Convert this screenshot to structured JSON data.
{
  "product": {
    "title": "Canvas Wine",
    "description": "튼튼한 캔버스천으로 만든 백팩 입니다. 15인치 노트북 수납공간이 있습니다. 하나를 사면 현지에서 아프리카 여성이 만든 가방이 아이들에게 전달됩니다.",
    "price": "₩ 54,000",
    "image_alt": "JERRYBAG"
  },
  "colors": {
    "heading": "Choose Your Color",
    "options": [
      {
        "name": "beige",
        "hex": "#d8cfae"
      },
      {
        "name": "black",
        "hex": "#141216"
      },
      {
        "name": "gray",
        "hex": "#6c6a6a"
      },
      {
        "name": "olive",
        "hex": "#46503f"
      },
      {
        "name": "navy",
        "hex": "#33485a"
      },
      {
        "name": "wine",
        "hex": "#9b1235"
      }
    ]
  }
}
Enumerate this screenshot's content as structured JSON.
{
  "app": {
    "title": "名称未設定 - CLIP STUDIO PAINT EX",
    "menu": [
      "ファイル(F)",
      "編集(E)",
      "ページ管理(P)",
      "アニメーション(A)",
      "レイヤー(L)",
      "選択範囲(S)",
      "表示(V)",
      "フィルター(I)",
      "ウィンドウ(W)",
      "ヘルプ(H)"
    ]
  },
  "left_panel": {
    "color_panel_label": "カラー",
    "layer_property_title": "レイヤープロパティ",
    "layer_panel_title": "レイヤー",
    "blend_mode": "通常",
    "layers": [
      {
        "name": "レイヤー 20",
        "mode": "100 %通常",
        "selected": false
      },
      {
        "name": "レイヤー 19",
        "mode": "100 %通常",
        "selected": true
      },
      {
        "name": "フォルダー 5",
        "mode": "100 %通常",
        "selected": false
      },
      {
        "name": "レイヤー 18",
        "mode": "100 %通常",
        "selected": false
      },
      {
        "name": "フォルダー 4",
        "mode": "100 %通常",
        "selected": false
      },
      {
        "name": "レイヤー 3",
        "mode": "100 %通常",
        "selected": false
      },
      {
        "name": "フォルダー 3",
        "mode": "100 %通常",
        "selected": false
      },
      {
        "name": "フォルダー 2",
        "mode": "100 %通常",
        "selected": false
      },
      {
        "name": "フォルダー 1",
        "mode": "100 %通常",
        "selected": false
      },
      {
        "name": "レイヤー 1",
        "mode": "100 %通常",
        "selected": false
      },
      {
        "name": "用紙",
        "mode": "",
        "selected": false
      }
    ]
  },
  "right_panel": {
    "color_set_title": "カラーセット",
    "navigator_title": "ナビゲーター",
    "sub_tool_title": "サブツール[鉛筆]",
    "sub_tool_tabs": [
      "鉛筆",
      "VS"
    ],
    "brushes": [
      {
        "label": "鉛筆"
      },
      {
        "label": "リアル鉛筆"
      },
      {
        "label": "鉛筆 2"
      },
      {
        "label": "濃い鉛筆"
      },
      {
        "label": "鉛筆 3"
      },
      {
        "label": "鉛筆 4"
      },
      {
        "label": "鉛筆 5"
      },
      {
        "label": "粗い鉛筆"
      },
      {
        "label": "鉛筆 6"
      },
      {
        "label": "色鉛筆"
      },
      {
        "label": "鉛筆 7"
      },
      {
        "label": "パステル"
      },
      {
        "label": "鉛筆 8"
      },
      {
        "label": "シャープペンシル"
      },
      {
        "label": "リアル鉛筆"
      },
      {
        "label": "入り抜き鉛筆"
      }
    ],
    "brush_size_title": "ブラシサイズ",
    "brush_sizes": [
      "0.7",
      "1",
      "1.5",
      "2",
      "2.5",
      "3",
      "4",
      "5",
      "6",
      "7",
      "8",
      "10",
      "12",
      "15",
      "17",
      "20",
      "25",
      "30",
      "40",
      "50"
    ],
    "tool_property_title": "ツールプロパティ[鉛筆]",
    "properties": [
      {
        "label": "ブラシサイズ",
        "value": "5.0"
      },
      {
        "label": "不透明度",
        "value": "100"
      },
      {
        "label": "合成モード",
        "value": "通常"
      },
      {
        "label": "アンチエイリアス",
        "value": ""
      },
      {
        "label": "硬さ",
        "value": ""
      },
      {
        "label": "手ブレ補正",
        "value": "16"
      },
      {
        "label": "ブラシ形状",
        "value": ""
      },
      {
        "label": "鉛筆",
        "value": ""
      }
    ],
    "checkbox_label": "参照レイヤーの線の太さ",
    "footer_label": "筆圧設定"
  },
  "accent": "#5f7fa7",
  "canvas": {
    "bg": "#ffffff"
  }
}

- _Exercise goal_
Output the full listing exactly as it stands.

- _Answer to the exercise_
Convert this screenshot to structured JSON data.
{
  "product": {
    "title": "Canvas Wine",
    "description": "튼튼한 캔버스천으로 만든 백팩 입니다. 15인치 노트북 수납공간이 있습니다. 하나를 사면 현지에서 아프리카 여성이 만든 가방이 아이들에게 전달됩니다.",
    "price": "₩ 54,000",
    "image_alt": "JERRYBAG"
  },
  "colors": {
    "heading": "Choose Your Color",
    "options": [
      {
        "name": "beige",
        "hex": "#d8cfae"
      },
      {
        "name": "black",
        "hex": "#141216"
      },
      {
        "name": "gray",
        "hex": "#6c6a6a"
      },
      {
        "name": "olive",
        "hex": "#46503f"
      },
      {
        "name": "navy",
        "hex": "#33485a"
      },
      {
        "name": "wine",
        "hex": "#9b1235"
      }
    ]
  }
}
Enumerate this screenshot's content as structured JSON.
{
  "app": {
    "title": "名称未設定 - CLIP STUDIO PAINT EX",
    "menu": [
      "ファイル(F)",
      "編集(E)",
      "ページ管理(P)",
      "アニメーション(A)",
      "レイヤー(L)",
      "選択範囲(S)",
      "表示(V)",
      "フィルター(I)",
      "ウィンドウ(W)",
      "ヘルプ(H)"
    ]
  },
  "left_panel": {
    "color_panel_label": "カラー",
    "layer_property_title": "レイヤープロパティ",
    "layer_panel_title": "レイヤー",
    "blend_mode": "通常",
    "layers": [
      {
        "name": "レイヤー 20",
        "mode": "100 %通常",
        "selected": false
      },
      {
        "name": "レイヤー 19",
        "mode": "100 %通常",
        "selected": true
      },
      {
        "name": "フォルダー 5",
        "mode": "100 %通常",
        "selected": false
      },
      {
        "name": "レイヤー 18",
        "mode": "100 %通常",
        "selected": false
      },
      {
        "name": "フォルダー 4",
        "mode": "100 %通常",
        "selected": false
      },
      {
        "name": "レイヤー 3",
        "mode": "100 %通常",
        "selected": false
      },
      {
        "name": "フォルダー 3",
        "mode": "100 %通常",
        "selected": false
      },
      {
        "name": "フォルダー 2",
        "mode": "100 %通常",
        "selected": false
      },
      {
        "name": "フォルダー 1",
        "mode": "100 %通常",
        "selected": false
      },
      {
        "name": "レイヤー 1",
        "mode": "100 %通常",
        "selected": false
      },
      {
        "name": "用紙",
        "mode": "",
        "selected": false
      }
    ]
  },
  "right_panel": {
    "color_set_title": "カラーセット",
    "navigator_title": "ナビゲーター",
    "sub_tool_title": "サブツール[鉛筆]",
    "sub_tool_tabs": [
      "鉛筆",
      "VS"
    ],
    "brushes": [
      {
        "label": "鉛筆"
      },
      {
        "label": "リアル鉛筆"
      },
      {
        "label": "鉛筆 2"
      },
      {
        "label": "濃い鉛筆"
      },
      {
        "label": "鉛筆 3"
      },
      {
        "label": "鉛筆 4"
      },
      {
        "label": "鉛筆 5"
      },
      {
        "label": "粗い鉛筆"
      },
      {
        "label": "鉛筆 6"
      },
      {
        "label": "色鉛筆"
      },
      {
        "label": "鉛筆 7"
      },
      {
        "label": "パステル"
      },
      {
        "label": "鉛筆 8"
      },
      {
        "label": "シャープペンシル"
      },
      {
        "label": "リアル鉛筆"
      },
      {
        "label": "入り抜き鉛筆"
      }
    ],
    "brush_size_title": "ブラシサイズ",
    "brush_sizes": [
      "0.7",
      "1",
      "1.5",
      "2",
      "2.5",
      "3",
      "4",
      "5",
      "6",
      "7",
      "8",
      "10",
      "12",
      "15",
      "17",
      "20",
      "25",
      "30",
      "40",
      "50"
    ],
    "tool_property_title": "ツールプロパティ[鉛筆]",
    "properties": [
      {
        "label": "ブラシサイズ",
        "value": "5.0"
      },
      {
        "label": "不透明度",
        "value": "100"
      },
      {
        "label": "合成モード",
        "value": "通常"
      },
      {
        "label": "アンチエイリアス",
        "value": ""
      },
      {
        "label": "硬さ",
        "value": ""
      },
      {
        "label": "手ブレ補正",
        "value": "16"
      },
      {
        "label": "ブラシ形状",
        "value": ""
      },
      {
        "label": "鉛筆",
        "value": ""
      }
    ],
    "checkbox_label": "参照レイヤーの線の太さ",
    "footer_label": "筆圧設定"
  },
  "accent": "#5f7fa7",
  "canvas": {
    "bg": "#ffffff"
  }
}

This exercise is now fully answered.